— Objective —
Write every entry out again exactly, please, and skip the pictures.

* * *

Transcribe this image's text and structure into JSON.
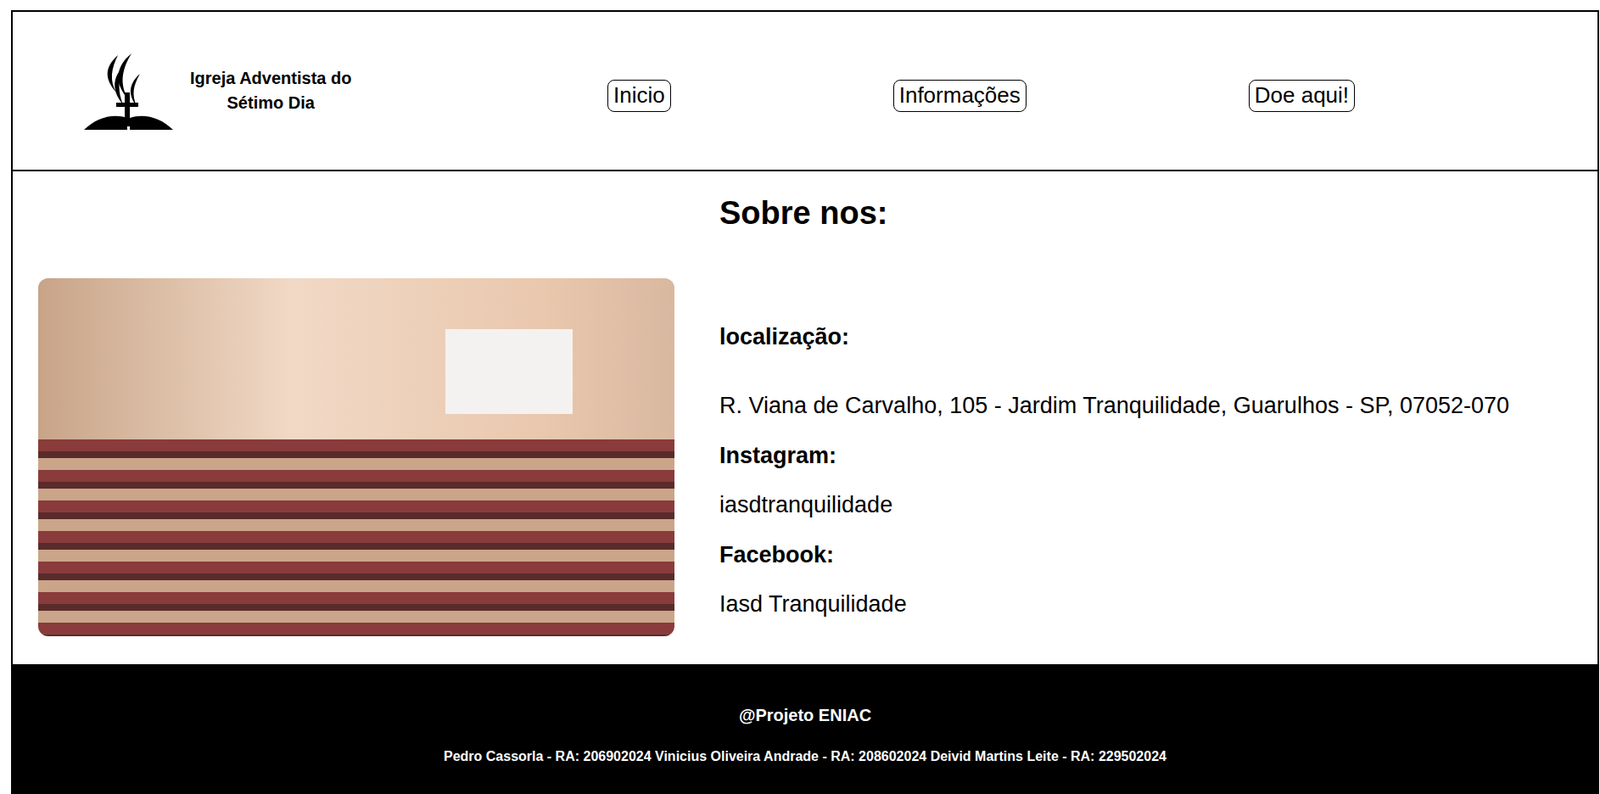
{
  "header": {
    "logo_text": [
      "Igreja Adventista do",
      "Sétimo Dia"
    ],
    "nav": [
      {
        "label": "Inicio"
      },
      {
        "label": "Informações"
      },
      {
        "label": "Doe aqui!"
      }
    ]
  },
  "about": {
    "heading": "Sobre nos:",
    "sections": [
      {
        "label": "localização:",
        "value": "R. Viana de Carvalho, 105 - Jardim Tranquilidade, Guarulhos - SP, 07052-070"
      },
      {
        "label": "Instagram:",
        "value": "iasdtranquilidade"
      },
      {
        "label": "Facebook:",
        "value": "Iasd Tranquilidade"
      }
    ]
  },
  "footer": {
    "title": "@Projeto ENIAC",
    "credits": "Pedro Cassorla - RA: 206902024 Vinicius Oliveira Andrade - RA: 208602024 Deivid Martins Leite - RA: 229502024"
  }
}
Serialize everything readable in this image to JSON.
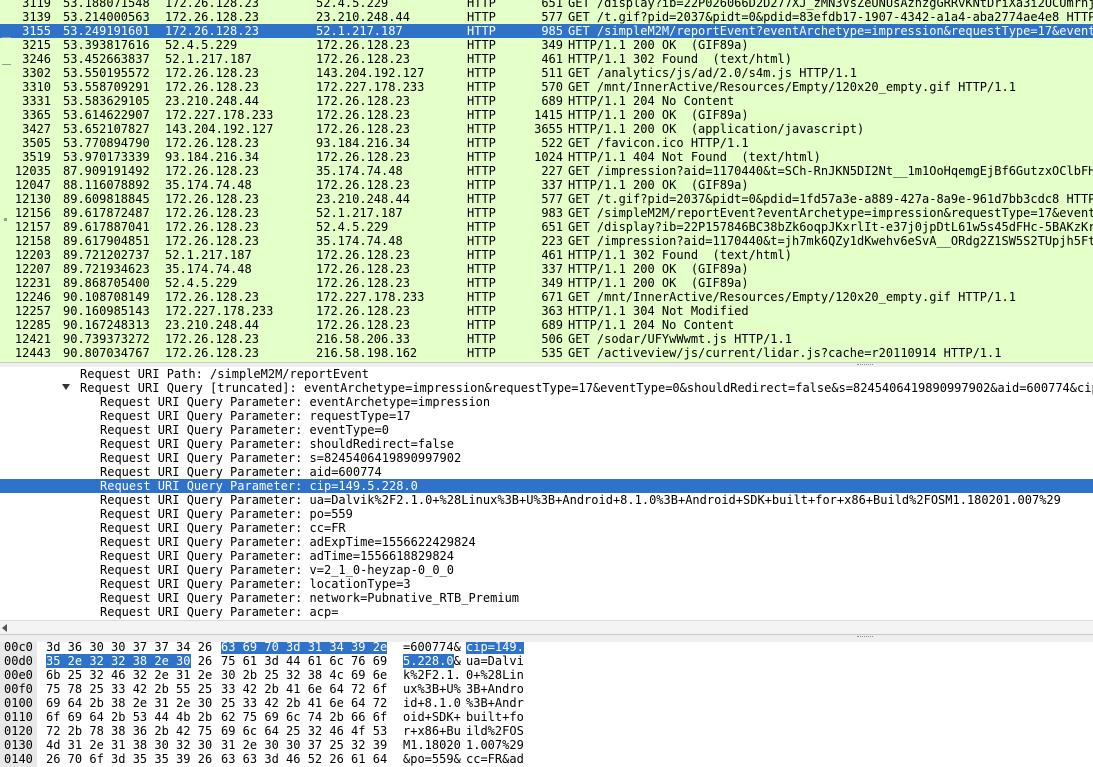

* * *

— Answer to the exercise —
Transcribe this image's text and structure into JSON.
{
  "header": {
    "logo_text": [
      "Igreja Adventista do",
      "Sétimo Dia"
    ],
    "nav": [
      {
        "label": "Inicio"
      },
      {
        "label": "Informações"
      },
      {
        "label": "Doe aqui!"
      }
    ]
  },
  "about": {
    "heading": "Sobre nos:",
    "sections": [
      {
        "label": "localização:",
        "value": "R. Viana de Carvalho, 105 - Jardim Tranquilidade, Guarulhos - SP, 07052-070"
      },
      {
        "label": "Instagram:",
        "value": "iasdtranquilidade"
      },
      {
        "label": "Facebook:",
        "value": "Iasd Tranquilidade"
      }
    ]
  },
  "footer": {
    "title": "@Projeto ENIAC",
    "credits": "Pedro Cassorla - RA: 206902024 Vinicius Oliveira Andrade - RA: 208602024 Deivid Martins Leite - RA: 229502024"
  }
}
Serialize everything readable in this image to JSON.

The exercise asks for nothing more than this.